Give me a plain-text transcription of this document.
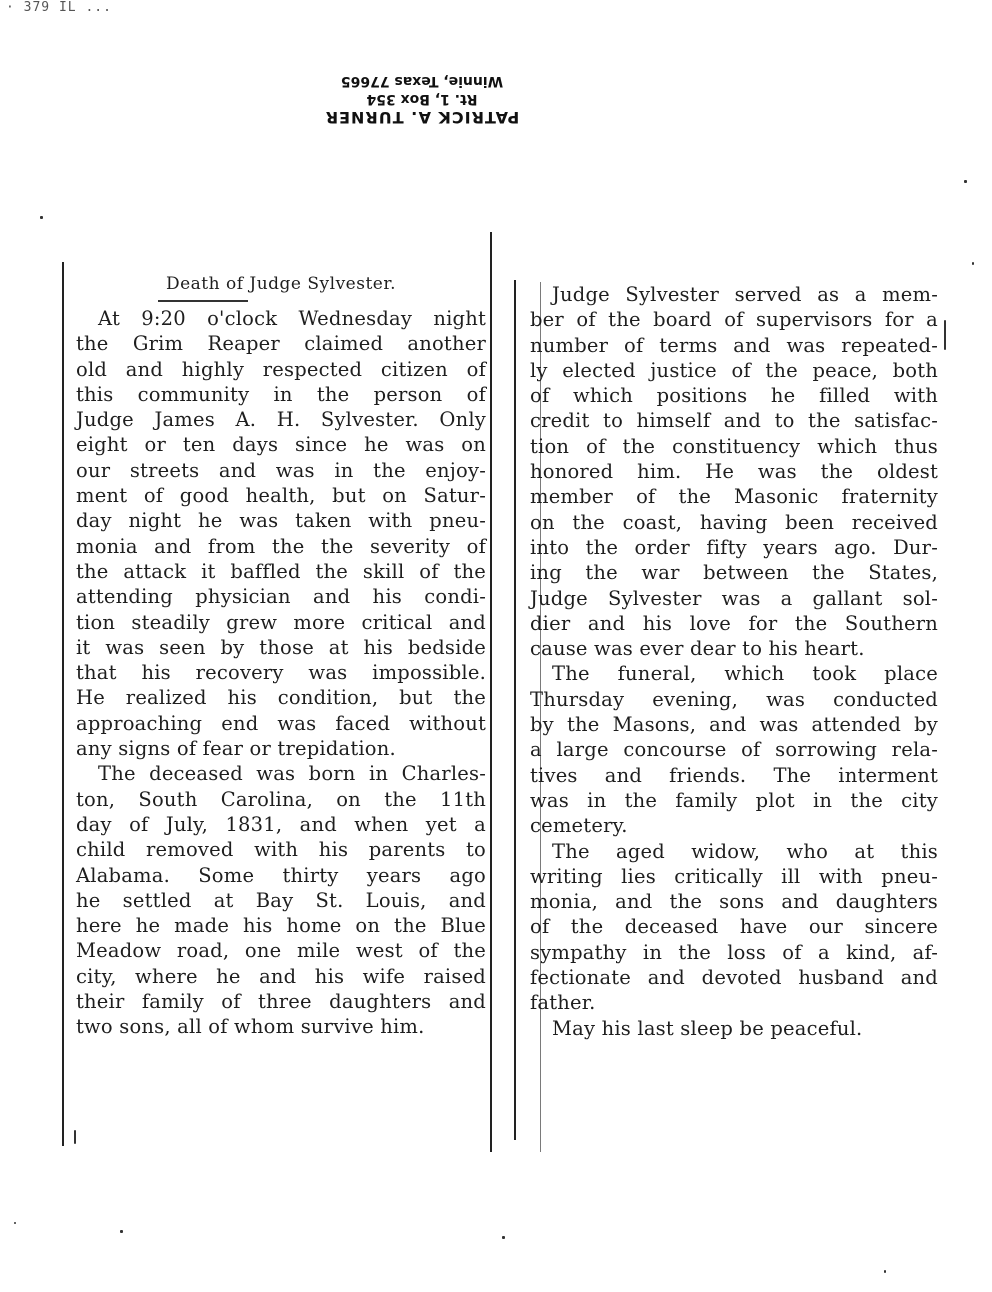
· 379 IL ...
PATRICK A. TURNER
Rt. 1, Box 354
Winnie, Texas 77665
Death of Judge Sylvester.
At 9:20 o'clock Wednesday night
the Grim Reaper claimed another
old and highly respected citizen of
this community in the person of
Judge James A. H. Sylvester. Only
eight or ten days since he was on
our streets and was in the enjoy-
ment of good health, but on Satur-
day night he was taken with pneu-
monia and from the the severity of
the attack it baffled the skill of the
attending physician and his condi-
tion steadily grew more critical and
it was seen by those at his bedside
that his recovery was impossible.
He realized his condition, but the
approaching end was faced without
any signs of fear or trepidation.
The deceased was born in Charles-
ton, South Carolina, on the 11th
day of July, 1831, and when yet a
child removed with his parents to
Alabama. Some thirty years ago
he settled at Bay St. Louis, and
here he made his home on the Blue
Meadow road, one mile west of the
city, where he and his wife raised
their family of three daughters and
two sons, all of whom survive him.
Judge Sylvester served as a mem-
ber of the board of supervisors for a
number of terms and was repeated-
ly elected justice of the peace, both
of which positions he filled with
credit to himself and to the satisfac-
tion of the constituency which thus
honored him. He was the oldest
member of the Masonic fraternity
on the coast, having been received
into the order fifty years ago. Dur-
ing the war between the States,
Judge Sylvester was a gallant sol-
dier and his love for the Southern
cause was ever dear to his heart.
The funeral, which took place
Thursday evening, was conducted
by the Masons, and was attended by
a large concourse of sorrowing rela-
tives and friends. The interment
was in the family plot in the city
cemetery.
The aged widow, who at this
writing lies critically ill with pneu-
monia, and the sons and daughters
of the deceased have our sincere
sympathy in the loss of a kind, af-
fectionate and devoted husband and
father.
May his last sleep be peaceful.
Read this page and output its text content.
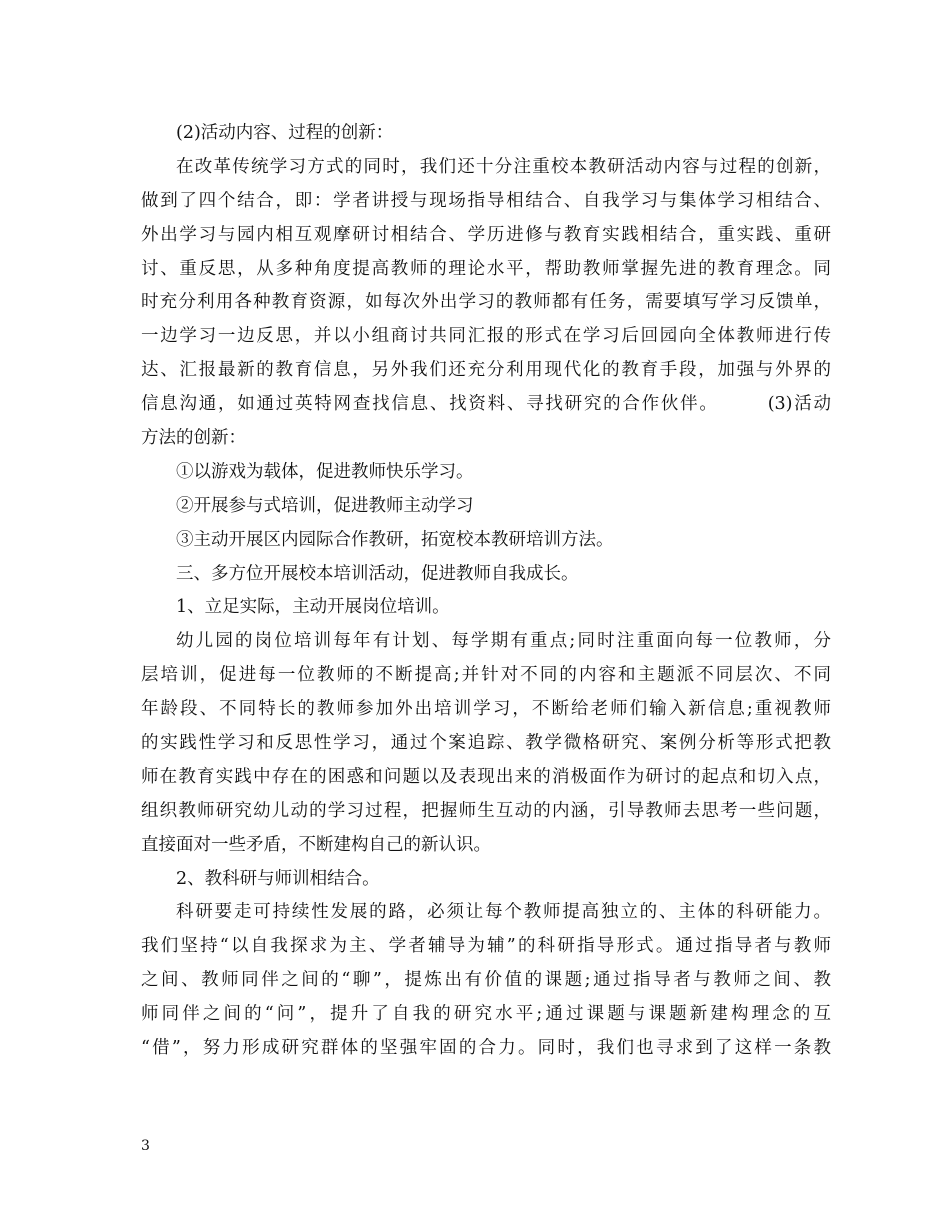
(2)活动内容、过程的创新：
在改革传统学习方式的同时，我们还十分注重校本教研活动内容与过程的创新，
做到了四个结合，即：学者讲授与现场指导相结合、自我学习与集体学习相结合、
外出学习与园内相互观摩研讨相结合、学历进修与教育实践相结合，重实践、重研
讨、重反思，从多种角度提高教师的理论水平，帮助教师掌握先进的教育理念。同
时充分利用各种教育资源，如每次外出学习的教师都有任务，需要填写学习反馈单，
一边学习一边反思，并以小组商讨共同汇报的形式在学习后回园向全体教师进行传
达、汇报最新的教育信息，另外我们还充分利用现代化的教育手段，加强与外界的
信息沟通，如通过英特网查找信息、找资料、寻找研究的合作伙伴。　　　(3)活动
方法的创新：
①以游戏为载体，促进教师快乐学习。
②开展参与式培训，促进教师主动学习
③主动开展区内园际合作教研，拓宽校本教研培训方法。
三、多方位开展校本培训活动，促进教师自我成长。
1、立足实际，主动开展岗位培训。
幼儿园的岗位培训每年有计划、每学期有重点;同时注重面向每一位教师，分
层培训，促进每一位教师的不断提高;并针对不同的内容和主题派不同层次、不同
年龄段、不同特长的教师参加外出培训学习，不断给老师们输入新信息;重视教师
的实践性学习和反思性学习，通过个案追踪、教学微格研究、案例分析等形式把教
师在教育实践中存在的困惑和问题以及表现出来的消极面作为研讨的起点和切入点，
组织教师研究幼儿动的学习过程，把握师生互动的内涵，引导教师去思考一些问题，
直接面对一些矛盾，不断建构自己的新认识。
2、教科研与师训相结合。
科研要走可持续性发展的路，必须让每个教师提高独立的、主体的科研能力。
我们坚持“以自我探求为主、学者辅导为辅”的科研指导形式。通过指导者与教师
之间、教师同伴之间的“聊”，提炼出有价值的课题;通过指导者与教师之间、教
师同伴之间的“问”，提升了自我的研究水平;通过课题与课题新建构理念的互
“借”，努力形成研究群体的坚强牢固的合力。同时，我们也寻求到了这样一条教
3
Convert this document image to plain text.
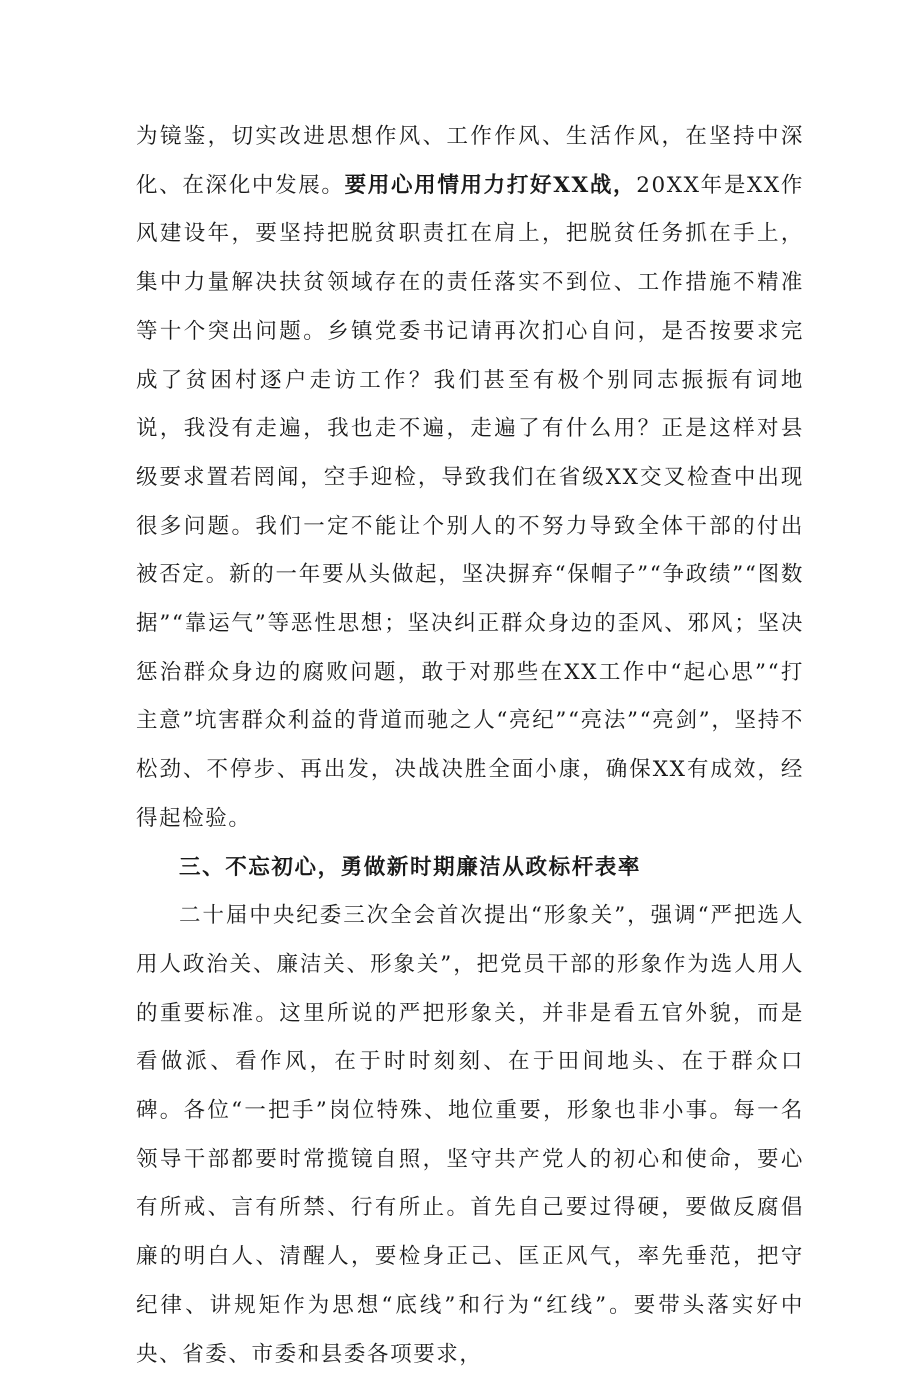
为镜鉴，切实改进思想作风、工作作风、生活作风，在坚持中深化、在深化中发展。要用心用情用力打好XX战，20XX年是XX作风建设年，要坚持把脱贫职责扛在肩上，把脱贫任务抓在手上，集中力量解决扶贫领域存在的责任落实不到位、工作措施不精准等十个突出问题。乡镇党委书记请再次扪心自问，是否按要求完成了贫困村逐户走访工作？我们甚至有极个别同志振振有词地说，我没有走遍，我也走不遍，走遍了有什么用？正是这样对县级要求置若罔闻，空手迎检，导致我们在省级XX交叉检查中出现很多问题。我们一定不能让个别人的不努力导致全体干部的付出被否定。新的一年要从头做起，坚决摒弃“保帽子”“争政绩”“图数据”“靠运气”等恶性思想；坚决纠正群众身边的歪风、邪风；坚决惩治群众身边的腐败问题，敢于对那些在XX工作中“起心思”“打主意”坑害群众利益的背道而驰之人“亮纪”“亮法”“亮剑”，坚持不松劲、不停步、再出发，决战决胜全面小康，确保XX有成效，经得起检验。

三、不忘初心，勇做新时期廉洁从政标杆表率

二十届中央纪委三次全会首次提出“形象关”，强调“严把选人用人政治关、廉洁关、形象关”，把党员干部的形象作为选人用人的重要标准。这里所说的严把形象关，并非是看五官外貌，而是看做派、看作风，在于时时刻刻、在于田间地头、在于群众口碑。各位“一把手”岗位特殊、地位重要，形象也非小事。每一名领导干部都要时常揽镜自照，坚守共产党人的初心和使命，要心有所戒、言有所禁、行有所止。首先自己要过得硬，要做反腐倡廉的明白人、清醒人，要检身正己、匡正风气，率先垂范，把守纪律、讲规矩作为思想“底线”和行为“红线”。要带头落实好中央、省委、市委和县委各项要求，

### Your task
Images must not appear in the copy; reproduce everything else in the records verbatim.

### Solution for this task
Give me a plain-text transcription of this document.
· 379 IL ...
PATRICK A. TURNER
Rt. 1, Box 354
Winnie, Texas 77665
Death of Judge Sylvester.
At 9:20 o'clock Wednesday night
the Grim Reaper claimed another
old and highly respected citizen of
this community in the person of
Judge James A. H. Sylvester. Only
eight or ten days since he was on
our streets and was in the enjoy-
ment of good health, but on Satur-
day night he was taken with pneu-
monia and from the the severity of
the attack it baffled the skill of the
attending physician and his condi-
tion steadily grew more critical and
it was seen by those at his bedside
that his recovery was impossible.
He realized his condition, but the
approaching end was faced without
any signs of fear or trepidation.
The deceased was born in Charles-
ton, South Carolina, on the 11th
day of July, 1831, and when yet a
child removed with his parents to
Alabama. Some thirty years ago
he settled at Bay St. Louis, and
here he made his home on the Blue
Meadow road, one mile west of the
city, where he and his wife raised
their family of three daughters and
two sons, all of whom survive him.
Judge Sylvester served as a mem-
ber of the board of supervisors for a
number of terms and was repeated-
ly elected justice of the peace, both
of which positions he filled with
credit to himself and to the satisfac-
tion of the constituency which thus
honored him. He was the oldest
member of the Masonic fraternity
on the coast, having been received
into the order fifty years ago. Dur-
ing the war between the States,
Judge Sylvester was a gallant sol-
dier and his love for the Southern
cause was ever dear to his heart.
The funeral, which took place
Thursday evening, was conducted
by the Masons, and was attended by
a large concourse of sorrowing rela-
tives and friends. The interment
was in the family plot in the city
cemetery.
The aged widow, who at this
writing lies critically ill with pneu-
monia, and the sons and daughters
of the deceased have our sincere
sympathy in the loss of a kind, af-
fectionate and devoted husband and
father.
May his last sleep be peaceful.
Read this page and output its text content.
(2)活动内容、过程的创新：
在改革传统学习方式的同时，我们还十分注重校本教研活动内容与过程的创新，
做到了四个结合，即：学者讲授与现场指导相结合、自我学习与集体学习相结合、
外出学习与园内相互观摩研讨相结合、学历进修与教育实践相结合，重实践、重研
讨、重反思，从多种角度提高教师的理论水平，帮助教师掌握先进的教育理念。同
时充分利用各种教育资源，如每次外出学习的教师都有任务，需要填写学习反馈单，
一边学习一边反思，并以小组商讨共同汇报的形式在学习后回园向全体教师进行传
达、汇报最新的教育信息，另外我们还充分利用现代化的教育手段，加强与外界的
信息沟通，如通过英特网查找信息、找资料、寻找研究的合作伙伴。　　　(3)活动
方法的创新：
①以游戏为载体，促进教师快乐学习。
②开展参与式培训，促进教师主动学习
③主动开展区内园际合作教研，拓宽校本教研培训方法。
三、多方位开展校本培训活动，促进教师自我成长。
1、立足实际，主动开展岗位培训。
幼儿园的岗位培训每年有计划、每学期有重点;同时注重面向每一位教师，分
层培训，促进每一位教师的不断提高;并针对不同的内容和主题派不同层次、不同
年龄段、不同特长的教师参加外出培训学习，不断给老师们输入新信息;重视教师
的实践性学习和反思性学习，通过个案追踪、教学微格研究、案例分析等形式把教
师在教育实践中存在的困惑和问题以及表现出来的消极面作为研讨的起点和切入点，
组织教师研究幼儿动的学习过程，把握师生互动的内涵，引导教师去思考一些问题，
直接面对一些矛盾，不断建构自己的新认识。
2、教科研与师训相结合。
科研要走可持续性发展的路，必须让每个教师提高独立的、主体的科研能力。
我们坚持“以自我探求为主、学者辅导为辅”的科研指导形式。通过指导者与教师
之间、教师同伴之间的“聊”，提炼出有价值的课题;通过指导者与教师之间、教
师同伴之间的“问”，提升了自我的研究水平;通过课题与课题新建构理念的互
“借”，努力形成研究群体的坚强牢固的合力。同时，我们也寻求到了这样一条教
3
Convert this document image to plain text.
为镜鉴，切实改进思想作风、工作作风、生活作风，在坚持中深化、在深化中发展。要用心用情用力打好XX战，20XX年是XX作风建设年，要坚持把脱贫职责扛在肩上，把脱贫任务抓在手上，集中力量解决扶贫领域存在的责任落实不到位、工作措施不精准等十个突出问题。乡镇党委书记请再次扪心自问，是否按要求完成了贫困村逐户走访工作？我们甚至有极个别同志振振有词地说，我没有走遍，我也走不遍，走遍了有什么用？正是这样对县级要求置若罔闻，空手迎检，导致我们在省级XX交叉检查中出现很多问题。我们一定不能让个别人的不努力导致全体干部的付出被否定。新的一年要从头做起，坚决摒弃“保帽子”“争政绩”“图数据”“靠运气”等恶性思想；坚决纠正群众身边的歪风、邪风；坚决惩治群众身边的腐败问题，敢于对那些在XX工作中“起心思”“打主意”坑害群众利益的背道而驰之人“亮纪”“亮法”“亮剑”，坚持不松劲、不停步、再出发，决战决胜全面小康，确保XX有成效，经得起检验。

三、不忘初心，勇做新时期廉洁从政标杆表率

二十届中央纪委三次全会首次提出“形象关”，强调“严把选人用人政治关、廉洁关、形象关”，把党员干部的形象作为选人用人的重要标准。这里所说的严把形象关，并非是看五官外貌，而是看做派、看作风，在于时时刻刻、在于田间地头、在于群众口碑。各位“一把手”岗位特殊、地位重要，形象也非小事。每一名领导干部都要时常揽镜自照，坚守共产党人的初心和使命，要心有所戒、言有所禁、行有所止。首先自己要过得硬，要做反腐倡廉的明白人、清醒人，要检身正己、匡正风气，率先垂范，把守纪律、讲规矩作为思想“底线”和行为“红线”。要带头落实好中央、省委、市委和县委各项要求，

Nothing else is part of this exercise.